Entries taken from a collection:
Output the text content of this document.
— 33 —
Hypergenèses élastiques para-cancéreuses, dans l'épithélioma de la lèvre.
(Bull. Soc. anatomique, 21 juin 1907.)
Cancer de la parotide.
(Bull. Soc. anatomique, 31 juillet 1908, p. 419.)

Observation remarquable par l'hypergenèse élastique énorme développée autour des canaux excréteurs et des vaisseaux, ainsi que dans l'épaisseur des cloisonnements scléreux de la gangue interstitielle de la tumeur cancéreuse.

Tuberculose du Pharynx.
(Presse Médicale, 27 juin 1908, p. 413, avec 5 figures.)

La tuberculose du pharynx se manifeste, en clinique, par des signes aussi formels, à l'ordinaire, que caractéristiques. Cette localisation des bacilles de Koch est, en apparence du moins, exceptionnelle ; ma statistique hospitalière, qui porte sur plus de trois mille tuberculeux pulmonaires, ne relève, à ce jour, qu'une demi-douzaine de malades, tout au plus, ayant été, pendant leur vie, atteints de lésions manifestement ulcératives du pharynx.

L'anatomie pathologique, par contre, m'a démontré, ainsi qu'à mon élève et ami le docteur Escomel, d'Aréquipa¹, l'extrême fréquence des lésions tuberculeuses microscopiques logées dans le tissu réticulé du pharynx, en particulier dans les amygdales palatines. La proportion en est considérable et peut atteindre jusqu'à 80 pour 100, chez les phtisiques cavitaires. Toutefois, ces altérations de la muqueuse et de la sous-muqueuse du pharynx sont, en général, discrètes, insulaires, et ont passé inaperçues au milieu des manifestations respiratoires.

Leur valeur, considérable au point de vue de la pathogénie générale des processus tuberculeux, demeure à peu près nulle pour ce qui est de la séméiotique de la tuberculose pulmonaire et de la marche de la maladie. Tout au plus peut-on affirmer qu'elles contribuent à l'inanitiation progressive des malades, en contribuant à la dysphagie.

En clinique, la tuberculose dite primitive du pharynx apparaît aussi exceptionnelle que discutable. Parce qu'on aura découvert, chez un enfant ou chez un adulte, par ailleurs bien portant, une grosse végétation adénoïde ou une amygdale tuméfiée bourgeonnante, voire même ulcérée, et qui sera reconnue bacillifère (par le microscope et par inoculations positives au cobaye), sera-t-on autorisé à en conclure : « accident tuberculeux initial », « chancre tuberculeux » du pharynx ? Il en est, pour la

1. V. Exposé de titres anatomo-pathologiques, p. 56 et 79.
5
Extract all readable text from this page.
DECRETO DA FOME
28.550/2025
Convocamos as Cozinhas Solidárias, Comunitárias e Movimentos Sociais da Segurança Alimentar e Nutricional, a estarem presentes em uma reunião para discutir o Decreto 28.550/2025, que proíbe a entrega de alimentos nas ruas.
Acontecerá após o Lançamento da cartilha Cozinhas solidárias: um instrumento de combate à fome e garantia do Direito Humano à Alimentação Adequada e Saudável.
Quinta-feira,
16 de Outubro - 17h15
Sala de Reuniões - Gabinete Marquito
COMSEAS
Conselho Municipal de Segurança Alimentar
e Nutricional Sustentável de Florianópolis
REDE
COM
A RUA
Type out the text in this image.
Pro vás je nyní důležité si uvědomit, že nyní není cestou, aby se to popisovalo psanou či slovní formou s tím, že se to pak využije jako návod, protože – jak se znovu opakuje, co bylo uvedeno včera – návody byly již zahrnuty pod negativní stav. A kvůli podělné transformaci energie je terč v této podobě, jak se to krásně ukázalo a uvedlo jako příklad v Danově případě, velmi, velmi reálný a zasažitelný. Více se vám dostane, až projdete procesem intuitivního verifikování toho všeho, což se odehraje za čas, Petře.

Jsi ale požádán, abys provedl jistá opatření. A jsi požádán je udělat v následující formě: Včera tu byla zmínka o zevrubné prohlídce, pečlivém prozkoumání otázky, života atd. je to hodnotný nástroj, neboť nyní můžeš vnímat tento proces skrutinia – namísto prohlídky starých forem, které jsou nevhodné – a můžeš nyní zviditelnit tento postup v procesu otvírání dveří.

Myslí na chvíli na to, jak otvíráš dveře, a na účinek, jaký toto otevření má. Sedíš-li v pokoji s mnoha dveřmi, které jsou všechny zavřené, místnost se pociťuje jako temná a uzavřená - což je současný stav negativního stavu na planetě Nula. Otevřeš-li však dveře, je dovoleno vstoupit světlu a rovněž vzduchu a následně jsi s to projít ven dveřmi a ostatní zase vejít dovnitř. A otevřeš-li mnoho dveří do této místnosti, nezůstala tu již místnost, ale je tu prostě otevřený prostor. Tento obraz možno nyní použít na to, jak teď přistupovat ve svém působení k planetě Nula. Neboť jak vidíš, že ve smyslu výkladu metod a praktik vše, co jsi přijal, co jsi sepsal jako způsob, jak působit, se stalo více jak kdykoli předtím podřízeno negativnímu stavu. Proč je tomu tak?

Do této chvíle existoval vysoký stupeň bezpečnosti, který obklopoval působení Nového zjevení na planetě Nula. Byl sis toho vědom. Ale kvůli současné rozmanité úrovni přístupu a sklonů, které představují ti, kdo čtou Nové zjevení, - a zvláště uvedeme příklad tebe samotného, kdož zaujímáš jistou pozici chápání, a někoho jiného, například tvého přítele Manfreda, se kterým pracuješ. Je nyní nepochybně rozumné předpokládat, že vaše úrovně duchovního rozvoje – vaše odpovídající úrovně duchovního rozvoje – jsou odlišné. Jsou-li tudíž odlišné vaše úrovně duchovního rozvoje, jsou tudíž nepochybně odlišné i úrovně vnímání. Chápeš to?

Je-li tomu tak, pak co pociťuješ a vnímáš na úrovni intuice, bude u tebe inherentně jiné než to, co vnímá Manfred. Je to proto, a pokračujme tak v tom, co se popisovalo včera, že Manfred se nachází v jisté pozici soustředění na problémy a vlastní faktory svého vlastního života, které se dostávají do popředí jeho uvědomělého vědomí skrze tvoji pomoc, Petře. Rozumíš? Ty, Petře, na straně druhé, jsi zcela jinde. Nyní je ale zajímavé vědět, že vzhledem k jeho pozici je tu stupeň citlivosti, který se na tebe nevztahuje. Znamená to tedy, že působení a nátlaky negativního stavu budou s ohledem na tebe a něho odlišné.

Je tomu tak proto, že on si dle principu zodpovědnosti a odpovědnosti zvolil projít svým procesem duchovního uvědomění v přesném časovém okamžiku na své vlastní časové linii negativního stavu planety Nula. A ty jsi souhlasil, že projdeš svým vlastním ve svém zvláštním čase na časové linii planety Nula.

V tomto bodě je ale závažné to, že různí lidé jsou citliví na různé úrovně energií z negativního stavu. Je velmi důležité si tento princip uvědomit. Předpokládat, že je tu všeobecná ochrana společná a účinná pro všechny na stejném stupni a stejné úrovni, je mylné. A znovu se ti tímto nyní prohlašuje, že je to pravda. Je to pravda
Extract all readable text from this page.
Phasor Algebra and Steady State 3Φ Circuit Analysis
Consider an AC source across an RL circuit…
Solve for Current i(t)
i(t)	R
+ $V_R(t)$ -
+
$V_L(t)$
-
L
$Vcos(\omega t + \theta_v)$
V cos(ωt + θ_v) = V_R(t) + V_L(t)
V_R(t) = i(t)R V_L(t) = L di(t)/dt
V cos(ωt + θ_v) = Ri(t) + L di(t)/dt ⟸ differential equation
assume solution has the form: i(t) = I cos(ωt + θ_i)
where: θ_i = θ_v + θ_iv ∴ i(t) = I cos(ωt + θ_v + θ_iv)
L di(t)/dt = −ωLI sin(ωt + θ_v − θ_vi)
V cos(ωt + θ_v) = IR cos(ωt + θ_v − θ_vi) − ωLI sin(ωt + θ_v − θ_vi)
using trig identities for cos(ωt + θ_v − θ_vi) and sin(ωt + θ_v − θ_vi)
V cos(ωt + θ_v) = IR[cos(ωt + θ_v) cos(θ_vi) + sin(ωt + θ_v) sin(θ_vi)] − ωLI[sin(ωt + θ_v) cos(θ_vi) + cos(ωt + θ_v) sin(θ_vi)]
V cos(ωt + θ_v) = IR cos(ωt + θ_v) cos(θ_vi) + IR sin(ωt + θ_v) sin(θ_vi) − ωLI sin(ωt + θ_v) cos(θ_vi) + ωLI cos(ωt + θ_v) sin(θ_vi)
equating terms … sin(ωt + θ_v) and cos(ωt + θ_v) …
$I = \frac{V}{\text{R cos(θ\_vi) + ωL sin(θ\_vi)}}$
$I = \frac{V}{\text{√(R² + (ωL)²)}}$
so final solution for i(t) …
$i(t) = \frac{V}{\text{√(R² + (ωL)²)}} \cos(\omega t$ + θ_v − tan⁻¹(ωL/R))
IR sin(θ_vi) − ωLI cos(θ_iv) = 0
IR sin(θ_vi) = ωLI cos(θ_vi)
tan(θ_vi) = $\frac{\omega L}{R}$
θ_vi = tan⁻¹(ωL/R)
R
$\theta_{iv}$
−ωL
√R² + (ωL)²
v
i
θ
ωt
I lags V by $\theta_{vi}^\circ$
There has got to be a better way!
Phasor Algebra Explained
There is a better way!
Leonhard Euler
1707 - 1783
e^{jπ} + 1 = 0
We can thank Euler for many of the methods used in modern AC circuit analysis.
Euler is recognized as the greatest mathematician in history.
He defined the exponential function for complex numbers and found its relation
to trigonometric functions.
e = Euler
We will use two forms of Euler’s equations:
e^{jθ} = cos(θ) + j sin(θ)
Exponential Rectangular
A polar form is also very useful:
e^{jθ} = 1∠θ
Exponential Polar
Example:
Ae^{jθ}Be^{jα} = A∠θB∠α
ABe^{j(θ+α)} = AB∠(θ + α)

_What the exercise asks_
Find the word "text" in the material, then list each line that holds it.

_Written answer_
Output the text content of this document.
Extract all readable text from this page.
Type out the text in this image.
Extract all readable text from this page.
$I = \frac{V}{\text{R cos(θ\_vi) + ωL sin(θ\_vi)}}$
$I = \frac{V}{\text{√(R² + (ωL)²)}}$
$i(t) = \frac{V}{\text{√(R² + (ωL)²)}} \cos(\omega t$ + θ_v − tan⁻¹(ωL/R))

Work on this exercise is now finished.